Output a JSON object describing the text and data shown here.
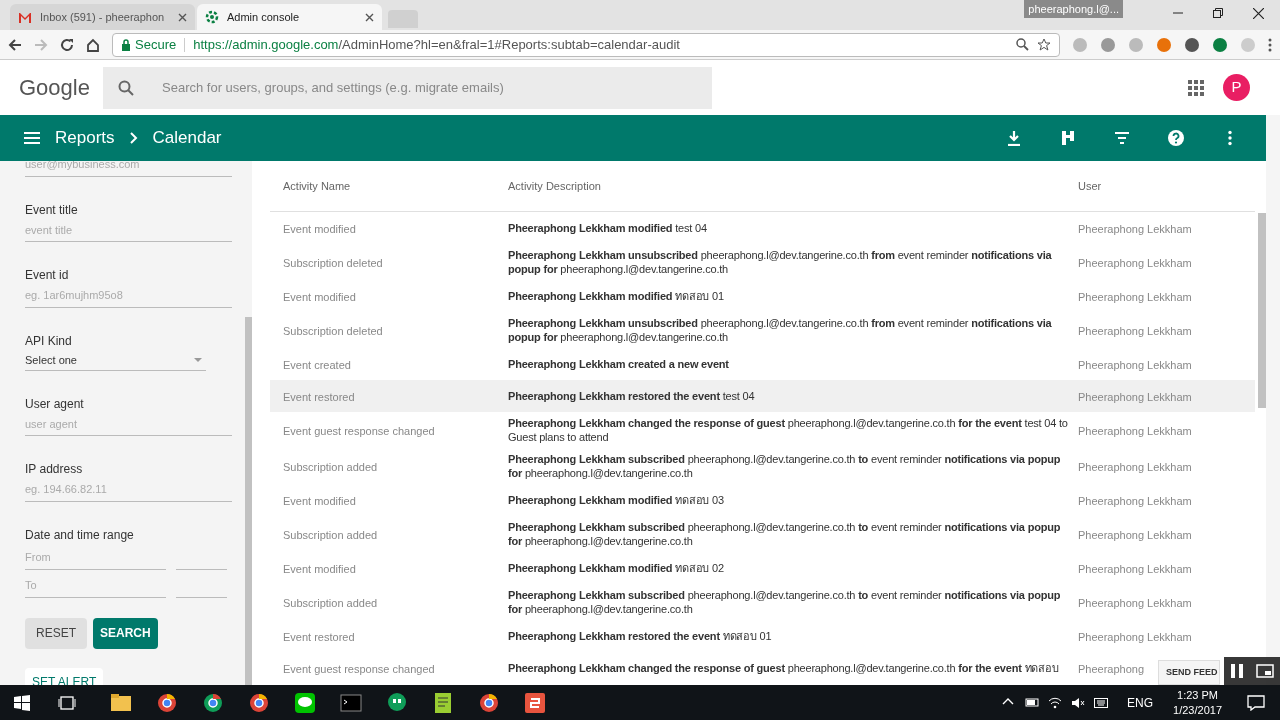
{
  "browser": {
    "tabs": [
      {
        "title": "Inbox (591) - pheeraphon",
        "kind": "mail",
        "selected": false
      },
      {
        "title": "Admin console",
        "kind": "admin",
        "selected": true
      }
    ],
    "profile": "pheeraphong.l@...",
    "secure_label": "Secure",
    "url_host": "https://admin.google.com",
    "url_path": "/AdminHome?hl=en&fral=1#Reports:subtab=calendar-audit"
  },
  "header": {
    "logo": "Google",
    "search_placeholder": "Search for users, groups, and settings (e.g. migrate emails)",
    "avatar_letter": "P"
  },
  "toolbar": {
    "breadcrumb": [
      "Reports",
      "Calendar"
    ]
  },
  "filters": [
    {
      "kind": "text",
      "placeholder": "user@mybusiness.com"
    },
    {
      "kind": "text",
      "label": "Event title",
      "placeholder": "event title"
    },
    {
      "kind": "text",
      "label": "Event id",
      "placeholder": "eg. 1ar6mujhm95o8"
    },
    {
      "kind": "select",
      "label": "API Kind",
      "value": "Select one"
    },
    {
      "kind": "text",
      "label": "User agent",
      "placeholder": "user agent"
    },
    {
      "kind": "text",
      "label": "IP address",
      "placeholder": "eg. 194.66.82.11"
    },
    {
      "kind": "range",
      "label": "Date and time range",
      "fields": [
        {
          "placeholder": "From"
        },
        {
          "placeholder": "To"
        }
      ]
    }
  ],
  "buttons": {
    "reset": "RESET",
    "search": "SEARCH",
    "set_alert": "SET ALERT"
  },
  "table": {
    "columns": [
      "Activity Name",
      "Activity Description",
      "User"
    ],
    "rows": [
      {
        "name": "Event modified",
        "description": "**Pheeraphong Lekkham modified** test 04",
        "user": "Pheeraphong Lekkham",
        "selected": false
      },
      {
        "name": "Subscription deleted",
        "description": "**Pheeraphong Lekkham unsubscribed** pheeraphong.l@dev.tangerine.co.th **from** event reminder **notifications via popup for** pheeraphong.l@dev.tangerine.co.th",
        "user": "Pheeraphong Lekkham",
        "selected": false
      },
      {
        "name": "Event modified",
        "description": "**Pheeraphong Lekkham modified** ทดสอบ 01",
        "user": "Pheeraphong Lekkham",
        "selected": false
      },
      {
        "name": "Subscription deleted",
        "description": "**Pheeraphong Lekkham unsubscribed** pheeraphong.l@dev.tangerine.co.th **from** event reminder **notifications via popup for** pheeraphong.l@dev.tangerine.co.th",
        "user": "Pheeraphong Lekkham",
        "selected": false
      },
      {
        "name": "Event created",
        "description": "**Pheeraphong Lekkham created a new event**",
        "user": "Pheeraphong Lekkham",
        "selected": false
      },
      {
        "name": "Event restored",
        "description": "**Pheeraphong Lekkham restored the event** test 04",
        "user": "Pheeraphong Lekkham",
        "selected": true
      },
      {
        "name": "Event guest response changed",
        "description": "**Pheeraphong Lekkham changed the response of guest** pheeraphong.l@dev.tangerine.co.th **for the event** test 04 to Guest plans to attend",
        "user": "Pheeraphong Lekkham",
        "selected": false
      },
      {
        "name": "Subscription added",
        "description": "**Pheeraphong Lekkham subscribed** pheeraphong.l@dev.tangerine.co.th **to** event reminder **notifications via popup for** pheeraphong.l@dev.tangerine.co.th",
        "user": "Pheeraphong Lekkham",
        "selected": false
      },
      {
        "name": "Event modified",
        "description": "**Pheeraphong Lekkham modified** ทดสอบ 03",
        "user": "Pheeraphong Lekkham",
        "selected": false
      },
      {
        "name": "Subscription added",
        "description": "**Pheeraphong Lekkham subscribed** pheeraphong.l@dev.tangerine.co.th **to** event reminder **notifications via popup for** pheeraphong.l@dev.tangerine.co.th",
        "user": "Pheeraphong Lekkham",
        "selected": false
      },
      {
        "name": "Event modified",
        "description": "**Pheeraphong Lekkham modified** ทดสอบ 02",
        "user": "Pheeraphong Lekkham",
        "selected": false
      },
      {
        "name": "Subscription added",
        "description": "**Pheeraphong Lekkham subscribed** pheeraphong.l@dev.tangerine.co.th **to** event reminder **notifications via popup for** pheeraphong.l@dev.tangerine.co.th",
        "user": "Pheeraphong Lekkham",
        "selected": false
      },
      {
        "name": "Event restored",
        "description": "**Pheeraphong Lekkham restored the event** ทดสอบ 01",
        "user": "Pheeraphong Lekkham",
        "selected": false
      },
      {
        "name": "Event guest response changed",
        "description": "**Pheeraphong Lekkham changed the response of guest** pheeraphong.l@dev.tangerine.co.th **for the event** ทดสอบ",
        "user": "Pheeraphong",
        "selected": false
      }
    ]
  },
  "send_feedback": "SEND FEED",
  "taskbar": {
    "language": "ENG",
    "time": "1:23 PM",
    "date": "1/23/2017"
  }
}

# [Work to be completed]
Quote the entries above word for word. Leave the images out.

# [Answer to the problem]
Output a JSON object describing the text and data shown here.
{
  "browser": {
    "tabs": [
      {
        "title": "Inbox (591) - pheeraphon",
        "kind": "mail",
        "selected": false
      },
      {
        "title": "Admin console",
        "kind": "admin",
        "selected": true
      }
    ],
    "profile": "pheeraphong.l@...",
    "secure_label": "Secure",
    "url_host": "https://admin.google.com",
    "url_path": "/AdminHome?hl=en&fral=1#Reports:subtab=calendar-audit"
  },
  "header": {
    "logo": "Google",
    "search_placeholder": "Search for users, groups, and settings (e.g. migrate emails)",
    "avatar_letter": "P"
  },
  "toolbar": {
    "breadcrumb": [
      "Reports",
      "Calendar"
    ]
  },
  "filters": [
    {
      "kind": "text",
      "placeholder": "user@mybusiness.com"
    },
    {
      "kind": "text",
      "label": "Event title",
      "placeholder": "event title"
    },
    {
      "kind": "text",
      "label": "Event id",
      "placeholder": "eg. 1ar6mujhm95o8"
    },
    {
      "kind": "select",
      "label": "API Kind",
      "value": "Select one"
    },
    {
      "kind": "text",
      "label": "User agent",
      "placeholder": "user agent"
    },
    {
      "kind": "text",
      "label": "IP address",
      "placeholder": "eg. 194.66.82.11"
    },
    {
      "kind": "range",
      "label": "Date and time range",
      "fields": [
        {
          "placeholder": "From"
        },
        {
          "placeholder": "To"
        }
      ]
    }
  ],
  "buttons": {
    "reset": "RESET",
    "search": "SEARCH",
    "set_alert": "SET ALERT"
  },
  "table": {
    "columns": [
      "Activity Name",
      "Activity Description",
      "User"
    ],
    "rows": [
      {
        "name": "Event modified",
        "description": "**Pheeraphong Lekkham modified** test 04",
        "user": "Pheeraphong Lekkham",
        "selected": false
      },
      {
        "name": "Subscription deleted",
        "description": "**Pheeraphong Lekkham unsubscribed** pheeraphong.l@dev.tangerine.co.th **from** event reminder **notifications via popup for** pheeraphong.l@dev.tangerine.co.th",
        "user": "Pheeraphong Lekkham",
        "selected": false
      },
      {
        "name": "Event modified",
        "description": "**Pheeraphong Lekkham modified** ทดสอบ 01",
        "user": "Pheeraphong Lekkham",
        "selected": false
      },
      {
        "name": "Subscription deleted",
        "description": "**Pheeraphong Lekkham unsubscribed** pheeraphong.l@dev.tangerine.co.th **from** event reminder **notifications via popup for** pheeraphong.l@dev.tangerine.co.th",
        "user": "Pheeraphong Lekkham",
        "selected": false
      },
      {
        "name": "Event created",
        "description": "**Pheeraphong Lekkham created a new event**",
        "user": "Pheeraphong Lekkham",
        "selected": false
      },
      {
        "name": "Event restored",
        "description": "**Pheeraphong Lekkham restored the event** test 04",
        "user": "Pheeraphong Lekkham",
        "selected": true
      },
      {
        "name": "Event guest response changed",
        "description": "**Pheeraphong Lekkham changed the response of guest** pheeraphong.l@dev.tangerine.co.th **for the event** test 04 to Guest plans to attend",
        "user": "Pheeraphong Lekkham",
        "selected": false
      },
      {
        "name": "Subscription added",
        "description": "**Pheeraphong Lekkham subscribed** pheeraphong.l@dev.tangerine.co.th **to** event reminder **notifications via popup for** pheeraphong.l@dev.tangerine.co.th",
        "user": "Pheeraphong Lekkham",
        "selected": false
      },
      {
        "name": "Event modified",
        "description": "**Pheeraphong Lekkham modified** ทดสอบ 03",
        "user": "Pheeraphong Lekkham",
        "selected": false
      },
      {
        "name": "Subscription added",
        "description": "**Pheeraphong Lekkham subscribed** pheeraphong.l@dev.tangerine.co.th **to** event reminder **notifications via popup for** pheeraphong.l@dev.tangerine.co.th",
        "user": "Pheeraphong Lekkham",
        "selected": false
      },
      {
        "name": "Event modified",
        "description": "**Pheeraphong Lekkham modified** ทดสอบ 02",
        "user": "Pheeraphong Lekkham",
        "selected": false
      },
      {
        "name": "Subscription added",
        "description": "**Pheeraphong Lekkham subscribed** pheeraphong.l@dev.tangerine.co.th **to** event reminder **notifications via popup for** pheeraphong.l@dev.tangerine.co.th",
        "user": "Pheeraphong Lekkham",
        "selected": false
      },
      {
        "name": "Event restored",
        "description": "**Pheeraphong Lekkham restored the event** ทดสอบ 01",
        "user": "Pheeraphong Lekkham",
        "selected": false
      },
      {
        "name": "Event guest response changed",
        "description": "**Pheeraphong Lekkham changed the response of guest** pheeraphong.l@dev.tangerine.co.th **for the event** ทดสอบ",
        "user": "Pheeraphong",
        "selected": false
      }
    ]
  },
  "send_feedback": "SEND FEED",
  "taskbar": {
    "language": "ENG",
    "time": "1:23 PM",
    "date": "1/23/2017"
  }
}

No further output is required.